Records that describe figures
####################

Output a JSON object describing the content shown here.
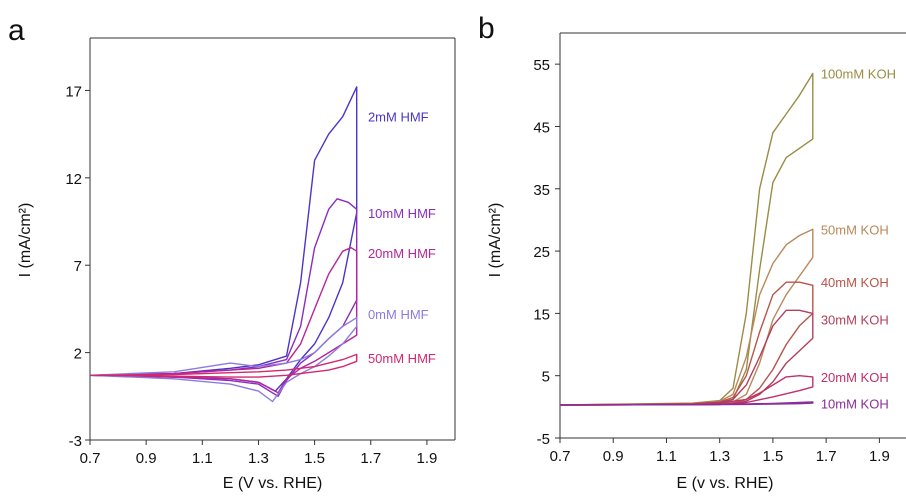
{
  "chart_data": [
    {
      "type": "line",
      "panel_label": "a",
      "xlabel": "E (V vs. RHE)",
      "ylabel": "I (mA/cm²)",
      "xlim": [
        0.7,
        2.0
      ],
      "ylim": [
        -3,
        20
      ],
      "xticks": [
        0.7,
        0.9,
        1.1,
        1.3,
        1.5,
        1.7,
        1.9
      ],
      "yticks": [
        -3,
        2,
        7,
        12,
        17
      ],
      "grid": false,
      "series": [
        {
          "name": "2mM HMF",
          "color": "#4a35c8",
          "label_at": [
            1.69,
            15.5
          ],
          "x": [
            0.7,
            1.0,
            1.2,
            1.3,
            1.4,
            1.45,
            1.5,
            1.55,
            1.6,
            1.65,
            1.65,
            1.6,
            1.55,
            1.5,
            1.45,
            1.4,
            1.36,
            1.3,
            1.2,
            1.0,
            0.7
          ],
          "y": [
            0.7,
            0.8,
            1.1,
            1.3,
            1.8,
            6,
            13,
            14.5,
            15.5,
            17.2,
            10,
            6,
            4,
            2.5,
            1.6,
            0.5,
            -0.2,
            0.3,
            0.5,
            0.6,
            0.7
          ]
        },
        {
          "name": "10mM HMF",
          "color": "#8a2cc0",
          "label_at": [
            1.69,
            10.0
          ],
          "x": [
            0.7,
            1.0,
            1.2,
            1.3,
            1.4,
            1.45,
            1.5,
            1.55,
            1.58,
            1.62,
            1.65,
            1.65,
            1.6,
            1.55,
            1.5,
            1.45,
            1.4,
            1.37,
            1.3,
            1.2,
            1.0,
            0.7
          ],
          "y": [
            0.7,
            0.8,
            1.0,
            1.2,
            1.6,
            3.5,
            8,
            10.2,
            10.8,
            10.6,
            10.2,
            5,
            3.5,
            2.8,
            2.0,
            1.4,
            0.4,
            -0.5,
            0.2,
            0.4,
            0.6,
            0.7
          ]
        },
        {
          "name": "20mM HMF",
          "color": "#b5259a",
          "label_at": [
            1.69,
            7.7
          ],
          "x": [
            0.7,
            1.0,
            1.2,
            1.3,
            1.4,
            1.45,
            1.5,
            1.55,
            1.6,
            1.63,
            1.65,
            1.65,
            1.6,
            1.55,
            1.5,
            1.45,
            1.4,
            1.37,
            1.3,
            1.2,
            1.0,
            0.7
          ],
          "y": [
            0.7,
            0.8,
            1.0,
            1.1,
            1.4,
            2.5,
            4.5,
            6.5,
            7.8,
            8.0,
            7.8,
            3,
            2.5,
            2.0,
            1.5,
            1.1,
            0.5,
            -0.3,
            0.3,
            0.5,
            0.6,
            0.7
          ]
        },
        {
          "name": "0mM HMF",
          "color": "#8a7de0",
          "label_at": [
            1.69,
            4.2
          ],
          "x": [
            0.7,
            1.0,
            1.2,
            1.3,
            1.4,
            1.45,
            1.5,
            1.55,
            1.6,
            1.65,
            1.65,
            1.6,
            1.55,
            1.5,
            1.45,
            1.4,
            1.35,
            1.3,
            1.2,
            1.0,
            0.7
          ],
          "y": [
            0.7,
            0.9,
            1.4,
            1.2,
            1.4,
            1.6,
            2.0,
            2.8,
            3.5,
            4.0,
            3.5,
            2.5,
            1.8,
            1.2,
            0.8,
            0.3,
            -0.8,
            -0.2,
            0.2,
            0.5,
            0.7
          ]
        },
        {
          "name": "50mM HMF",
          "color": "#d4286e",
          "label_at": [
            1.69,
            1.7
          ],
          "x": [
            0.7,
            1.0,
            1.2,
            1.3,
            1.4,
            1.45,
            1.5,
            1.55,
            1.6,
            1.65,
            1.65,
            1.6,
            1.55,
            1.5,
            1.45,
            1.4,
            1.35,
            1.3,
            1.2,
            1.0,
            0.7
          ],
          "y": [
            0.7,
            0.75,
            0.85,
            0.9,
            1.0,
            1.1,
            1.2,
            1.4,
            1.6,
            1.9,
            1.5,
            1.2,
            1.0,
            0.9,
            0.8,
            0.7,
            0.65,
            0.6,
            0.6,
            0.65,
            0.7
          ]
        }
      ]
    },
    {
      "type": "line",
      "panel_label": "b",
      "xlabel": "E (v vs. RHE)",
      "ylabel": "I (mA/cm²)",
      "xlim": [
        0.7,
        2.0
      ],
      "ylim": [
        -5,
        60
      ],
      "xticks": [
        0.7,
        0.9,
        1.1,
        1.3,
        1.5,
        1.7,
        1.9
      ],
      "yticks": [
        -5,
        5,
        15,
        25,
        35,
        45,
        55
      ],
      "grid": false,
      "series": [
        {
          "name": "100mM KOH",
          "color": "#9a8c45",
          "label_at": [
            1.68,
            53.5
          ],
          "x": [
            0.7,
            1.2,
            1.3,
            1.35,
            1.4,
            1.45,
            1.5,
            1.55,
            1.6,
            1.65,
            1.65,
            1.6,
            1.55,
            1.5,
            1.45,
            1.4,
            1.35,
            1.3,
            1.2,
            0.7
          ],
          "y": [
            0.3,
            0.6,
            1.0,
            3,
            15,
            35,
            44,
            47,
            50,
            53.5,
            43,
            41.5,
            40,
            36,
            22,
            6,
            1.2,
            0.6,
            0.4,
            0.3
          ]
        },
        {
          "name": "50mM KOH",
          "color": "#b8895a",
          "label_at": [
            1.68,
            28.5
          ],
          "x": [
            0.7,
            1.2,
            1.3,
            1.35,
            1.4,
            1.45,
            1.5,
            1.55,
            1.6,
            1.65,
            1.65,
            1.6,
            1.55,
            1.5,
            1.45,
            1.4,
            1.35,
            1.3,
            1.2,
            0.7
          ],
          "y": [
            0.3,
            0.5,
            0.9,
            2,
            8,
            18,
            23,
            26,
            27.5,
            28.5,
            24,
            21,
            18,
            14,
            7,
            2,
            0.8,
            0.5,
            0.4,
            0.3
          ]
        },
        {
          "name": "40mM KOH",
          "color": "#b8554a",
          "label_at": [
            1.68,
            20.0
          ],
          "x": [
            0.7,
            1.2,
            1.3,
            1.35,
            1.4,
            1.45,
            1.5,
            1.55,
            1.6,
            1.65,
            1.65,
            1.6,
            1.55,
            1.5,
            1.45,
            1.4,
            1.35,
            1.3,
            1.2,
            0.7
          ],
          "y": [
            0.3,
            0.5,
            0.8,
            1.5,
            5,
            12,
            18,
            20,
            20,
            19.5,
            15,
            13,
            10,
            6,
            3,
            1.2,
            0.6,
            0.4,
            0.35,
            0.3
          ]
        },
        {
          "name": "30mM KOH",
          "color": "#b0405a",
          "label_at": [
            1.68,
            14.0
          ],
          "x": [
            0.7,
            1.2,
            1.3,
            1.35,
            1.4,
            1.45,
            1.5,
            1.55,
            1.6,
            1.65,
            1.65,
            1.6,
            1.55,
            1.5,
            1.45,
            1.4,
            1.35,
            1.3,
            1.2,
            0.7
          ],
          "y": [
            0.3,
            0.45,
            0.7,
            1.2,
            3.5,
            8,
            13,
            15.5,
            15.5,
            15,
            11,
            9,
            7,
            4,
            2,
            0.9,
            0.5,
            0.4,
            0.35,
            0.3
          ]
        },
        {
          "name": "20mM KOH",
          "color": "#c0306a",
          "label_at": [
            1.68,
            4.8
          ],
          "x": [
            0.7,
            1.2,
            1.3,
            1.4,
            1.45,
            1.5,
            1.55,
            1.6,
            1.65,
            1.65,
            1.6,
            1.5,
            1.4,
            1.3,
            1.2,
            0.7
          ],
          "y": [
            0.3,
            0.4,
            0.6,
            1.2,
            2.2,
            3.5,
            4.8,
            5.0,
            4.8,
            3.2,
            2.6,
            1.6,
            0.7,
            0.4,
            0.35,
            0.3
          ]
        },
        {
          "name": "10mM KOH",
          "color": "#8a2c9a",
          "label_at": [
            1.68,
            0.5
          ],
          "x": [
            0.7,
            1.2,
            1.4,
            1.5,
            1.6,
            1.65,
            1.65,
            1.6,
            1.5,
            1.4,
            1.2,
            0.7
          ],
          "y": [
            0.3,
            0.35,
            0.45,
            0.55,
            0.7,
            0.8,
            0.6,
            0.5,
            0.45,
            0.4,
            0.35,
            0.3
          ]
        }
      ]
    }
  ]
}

####################

* INSTRUCTION
Return every line in the listing that contains the word "name".

* EXERCISE OUTPUT
          "name": "2mM HMF",
          "name": "10mM HMF",
          "name": "20mM HMF",
          "name": "0mM HMF",
          "name": "50mM HMF",
          "name": "100mM KOH",
          "name": "50mM KOH",
          "name": "40mM KOH",
          "name": "30mM KOH",
          "name": "20mM KOH",
          "name": "10mM KOH",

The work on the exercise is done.